**WHAT THE TASK ASKS:** Would you transcribe all of the data exactly, down to the last character?

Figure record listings
※ ※ ※
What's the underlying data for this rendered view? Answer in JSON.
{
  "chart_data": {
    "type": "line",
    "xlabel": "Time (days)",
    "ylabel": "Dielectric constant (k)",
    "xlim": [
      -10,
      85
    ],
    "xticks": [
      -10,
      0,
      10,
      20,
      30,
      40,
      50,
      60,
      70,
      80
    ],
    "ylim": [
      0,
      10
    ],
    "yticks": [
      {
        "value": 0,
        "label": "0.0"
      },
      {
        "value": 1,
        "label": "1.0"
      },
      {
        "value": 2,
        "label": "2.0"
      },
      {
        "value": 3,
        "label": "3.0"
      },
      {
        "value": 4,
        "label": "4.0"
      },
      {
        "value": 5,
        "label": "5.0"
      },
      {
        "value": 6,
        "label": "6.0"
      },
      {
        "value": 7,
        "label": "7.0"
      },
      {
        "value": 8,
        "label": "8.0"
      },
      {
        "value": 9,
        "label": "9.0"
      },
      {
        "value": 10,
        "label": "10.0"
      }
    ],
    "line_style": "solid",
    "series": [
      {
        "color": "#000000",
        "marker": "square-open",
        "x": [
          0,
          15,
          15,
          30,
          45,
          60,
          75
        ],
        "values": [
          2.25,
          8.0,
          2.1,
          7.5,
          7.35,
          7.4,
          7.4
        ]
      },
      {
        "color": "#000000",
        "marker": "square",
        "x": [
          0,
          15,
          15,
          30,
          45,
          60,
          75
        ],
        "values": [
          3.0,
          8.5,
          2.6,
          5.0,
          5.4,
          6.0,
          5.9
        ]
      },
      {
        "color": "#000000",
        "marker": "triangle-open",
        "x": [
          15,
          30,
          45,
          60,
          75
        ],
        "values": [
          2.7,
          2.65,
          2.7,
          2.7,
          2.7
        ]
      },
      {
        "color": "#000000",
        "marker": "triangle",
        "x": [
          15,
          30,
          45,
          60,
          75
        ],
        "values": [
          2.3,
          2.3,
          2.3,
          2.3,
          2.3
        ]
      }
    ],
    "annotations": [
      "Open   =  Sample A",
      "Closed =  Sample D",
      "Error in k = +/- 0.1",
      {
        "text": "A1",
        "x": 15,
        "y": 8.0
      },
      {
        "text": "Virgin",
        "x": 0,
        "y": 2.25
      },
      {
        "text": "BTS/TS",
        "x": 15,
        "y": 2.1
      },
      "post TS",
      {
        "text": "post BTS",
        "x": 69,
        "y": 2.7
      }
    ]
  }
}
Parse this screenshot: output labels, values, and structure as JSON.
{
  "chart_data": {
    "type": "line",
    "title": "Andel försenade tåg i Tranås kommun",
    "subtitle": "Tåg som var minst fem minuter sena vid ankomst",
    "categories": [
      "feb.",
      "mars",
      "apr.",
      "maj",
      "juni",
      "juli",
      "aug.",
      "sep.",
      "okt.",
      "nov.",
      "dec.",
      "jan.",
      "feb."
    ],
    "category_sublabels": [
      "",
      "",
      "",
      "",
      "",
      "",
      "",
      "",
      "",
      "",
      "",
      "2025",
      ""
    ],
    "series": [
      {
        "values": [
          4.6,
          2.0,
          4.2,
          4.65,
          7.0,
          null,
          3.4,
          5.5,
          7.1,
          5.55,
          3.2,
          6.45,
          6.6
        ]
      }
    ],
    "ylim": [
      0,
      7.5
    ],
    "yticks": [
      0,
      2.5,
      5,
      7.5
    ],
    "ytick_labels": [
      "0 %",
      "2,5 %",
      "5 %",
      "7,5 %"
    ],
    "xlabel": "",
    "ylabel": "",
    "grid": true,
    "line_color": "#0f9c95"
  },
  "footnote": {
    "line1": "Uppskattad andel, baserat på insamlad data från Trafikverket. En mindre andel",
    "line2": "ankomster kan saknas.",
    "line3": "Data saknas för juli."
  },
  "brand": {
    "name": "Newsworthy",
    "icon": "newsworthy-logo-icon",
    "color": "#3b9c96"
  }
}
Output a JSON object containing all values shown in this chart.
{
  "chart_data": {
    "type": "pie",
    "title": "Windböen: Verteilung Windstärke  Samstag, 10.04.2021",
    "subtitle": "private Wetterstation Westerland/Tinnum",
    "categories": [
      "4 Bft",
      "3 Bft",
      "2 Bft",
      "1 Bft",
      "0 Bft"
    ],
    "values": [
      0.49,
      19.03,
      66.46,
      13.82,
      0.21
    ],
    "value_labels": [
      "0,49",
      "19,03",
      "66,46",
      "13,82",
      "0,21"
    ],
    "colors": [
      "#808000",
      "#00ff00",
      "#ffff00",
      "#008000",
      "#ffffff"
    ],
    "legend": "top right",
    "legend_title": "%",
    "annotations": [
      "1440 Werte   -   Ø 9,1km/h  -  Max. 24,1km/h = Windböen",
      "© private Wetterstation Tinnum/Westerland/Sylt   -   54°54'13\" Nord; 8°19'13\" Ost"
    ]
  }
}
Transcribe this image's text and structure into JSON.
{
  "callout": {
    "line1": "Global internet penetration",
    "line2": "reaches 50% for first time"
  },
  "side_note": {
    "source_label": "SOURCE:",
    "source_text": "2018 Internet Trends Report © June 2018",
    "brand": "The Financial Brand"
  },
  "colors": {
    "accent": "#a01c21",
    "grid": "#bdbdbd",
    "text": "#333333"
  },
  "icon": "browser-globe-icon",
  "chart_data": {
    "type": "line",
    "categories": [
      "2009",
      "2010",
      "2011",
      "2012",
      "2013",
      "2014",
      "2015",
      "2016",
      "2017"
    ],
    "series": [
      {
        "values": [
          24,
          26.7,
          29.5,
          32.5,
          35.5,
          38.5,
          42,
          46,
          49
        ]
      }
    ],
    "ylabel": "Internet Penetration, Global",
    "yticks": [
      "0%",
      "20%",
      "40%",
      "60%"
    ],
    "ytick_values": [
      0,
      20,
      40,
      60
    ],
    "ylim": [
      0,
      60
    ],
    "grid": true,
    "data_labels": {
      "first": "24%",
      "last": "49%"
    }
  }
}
※ ※ ※
**OUTPUT OF THE TASK:**
What's the underlying data for this rendered view? Answer in JSON.
{
  "chart_data": {
    "type": "line",
    "xlabel": "Time (days)",
    "ylabel": "Dielectric constant (k)",
    "xlim": [
      -10,
      85
    ],
    "xticks": [
      -10,
      0,
      10,
      20,
      30,
      40,
      50,
      60,
      70,
      80
    ],
    "ylim": [
      0,
      10
    ],
    "yticks": [
      {
        "value": 0,
        "label": "0.0"
      },
      {
        "value": 1,
        "label": "1.0"
      },
      {
        "value": 2,
        "label": "2.0"
      },
      {
        "value": 3,
        "label": "3.0"
      },
      {
        "value": 4,
        "label": "4.0"
      },
      {
        "value": 5,
        "label": "5.0"
      },
      {
        "value": 6,
        "label": "6.0"
      },
      {
        "value": 7,
        "label": "7.0"
      },
      {
        "value": 8,
        "label": "8.0"
      },
      {
        "value": 9,
        "label": "9.0"
      },
      {
        "value": 10,
        "label": "10.0"
      }
    ],
    "line_style": "solid",
    "series": [
      {
        "color": "#000000",
        "marker": "square-open",
        "x": [
          0,
          15,
          15,
          30,
          45,
          60,
          75
        ],
        "values": [
          2.25,
          8.0,
          2.1,
          7.5,
          7.35,
          7.4,
          7.4
        ]
      },
      {
        "color": "#000000",
        "marker": "square",
        "x": [
          0,
          15,
          15,
          30,
          45,
          60,
          75
        ],
        "values": [
          3.0,
          8.5,
          2.6,
          5.0,
          5.4,
          6.0,
          5.9
        ]
      },
      {
        "color": "#000000",
        "marker": "triangle-open",
        "x": [
          15,
          30,
          45,
          60,
          75
        ],
        "values": [
          2.7,
          2.65,
          2.7,
          2.7,
          2.7
        ]
      },
      {
        "color": "#000000",
        "marker": "triangle",
        "x": [
          15,
          30,
          45,
          60,
          75
        ],
        "values": [
          2.3,
          2.3,
          2.3,
          2.3,
          2.3
        ]
      }
    ],
    "annotations": [
      "Open   =  Sample A",
      "Closed =  Sample D",
      "Error in k = +/- 0.1",
      {
        "text": "A1",
        "x": 15,
        "y": 8.0
      },
      {
        "text": "Virgin",
        "x": 0,
        "y": 2.25
      },
      {
        "text": "BTS/TS",
        "x": 15,
        "y": 2.1
      },
      "post TS",
      {
        "text": "post BTS",
        "x": 69,
        "y": 2.7
      }
    ]
  }
}
Parse this screenshot: output labels, values, and structure as JSON.
{
  "chart_data": {
    "type": "line",
    "title": "Andel försenade tåg i Tranås kommun",
    "subtitle": "Tåg som var minst fem minuter sena vid ankomst",
    "categories": [
      "feb.",
      "mars",
      "apr.",
      "maj",
      "juni",
      "juli",
      "aug.",
      "sep.",
      "okt.",
      "nov.",
      "dec.",
      "jan.",
      "feb."
    ],
    "category_sublabels": [
      "",
      "",
      "",
      "",
      "",
      "",
      "",
      "",
      "",
      "",
      "",
      "2025",
      ""
    ],
    "series": [
      {
        "values": [
          4.6,
          2.0,
          4.2,
          4.65,
          7.0,
          null,
          3.4,
          5.5,
          7.1,
          5.55,
          3.2,
          6.45,
          6.6
        ]
      }
    ],
    "ylim": [
      0,
      7.5
    ],
    "yticks": [
      0,
      2.5,
      5,
      7.5
    ],
    "ytick_labels": [
      "0 %",
      "2,5 %",
      "5 %",
      "7,5 %"
    ],
    "xlabel": "",
    "ylabel": "",
    "grid": true,
    "line_color": "#0f9c95"
  },
  "footnote": {
    "line1": "Uppskattad andel, baserat på insamlad data från Trafikverket. En mindre andel",
    "line2": "ankomster kan saknas.",
    "line3": "Data saknas för juli."
  },
  "brand": {
    "name": "Newsworthy",
    "icon": "newsworthy-logo-icon",
    "color": "#3b9c96"
  }
}
Output a JSON object containing all values shown in this chart.
{
  "chart_data": {
    "type": "pie",
    "title": "Windböen: Verteilung Windstärke  Samstag, 10.04.2021",
    "subtitle": "private Wetterstation Westerland/Tinnum",
    "categories": [
      "4 Bft",
      "3 Bft",
      "2 Bft",
      "1 Bft",
      "0 Bft"
    ],
    "values": [
      0.49,
      19.03,
      66.46,
      13.82,
      0.21
    ],
    "value_labels": [
      "0,49",
      "19,03",
      "66,46",
      "13,82",
      "0,21"
    ],
    "colors": [
      "#808000",
      "#00ff00",
      "#ffff00",
      "#008000",
      "#ffffff"
    ],
    "legend": "top right",
    "legend_title": "%",
    "annotations": [
      "1440 Werte   -   Ø 9,1km/h  -  Max. 24,1km/h = Windböen",
      "© private Wetterstation Tinnum/Westerland/Sylt   -   54°54'13\" Nord; 8°19'13\" Ost"
    ]
  }
}
Transcribe this image's text and structure into JSON.
{
  "callout": {
    "line1": "Global internet penetration",
    "line2": "reaches 50% for first time"
  },
  "side_note": {
    "source_label": "SOURCE:",
    "source_text": "2018 Internet Trends Report © June 2018",
    "brand": "The Financial Brand"
  },
  "colors": {
    "accent": "#a01c21",
    "grid": "#bdbdbd",
    "text": "#333333"
  },
  "icon": "browser-globe-icon",
  "chart_data": {
    "type": "line",
    "categories": [
      "2009",
      "2010",
      "2011",
      "2012",
      "2013",
      "2014",
      "2015",
      "2016",
      "2017"
    ],
    "series": [
      {
        "values": [
          24,
          26.7,
          29.5,
          32.5,
          35.5,
          38.5,
          42,
          46,
          49
        ]
      }
    ],
    "ylabel": "Internet Penetration, Global",
    "yticks": [
      "0%",
      "20%",
      "40%",
      "60%"
    ],
    "ytick_values": [
      0,
      20,
      40,
      60
    ],
    "ylim": [
      0,
      60
    ],
    "grid": true,
    "data_labels": {
      "first": "24%",
      "last": "49%"
    }
  }
}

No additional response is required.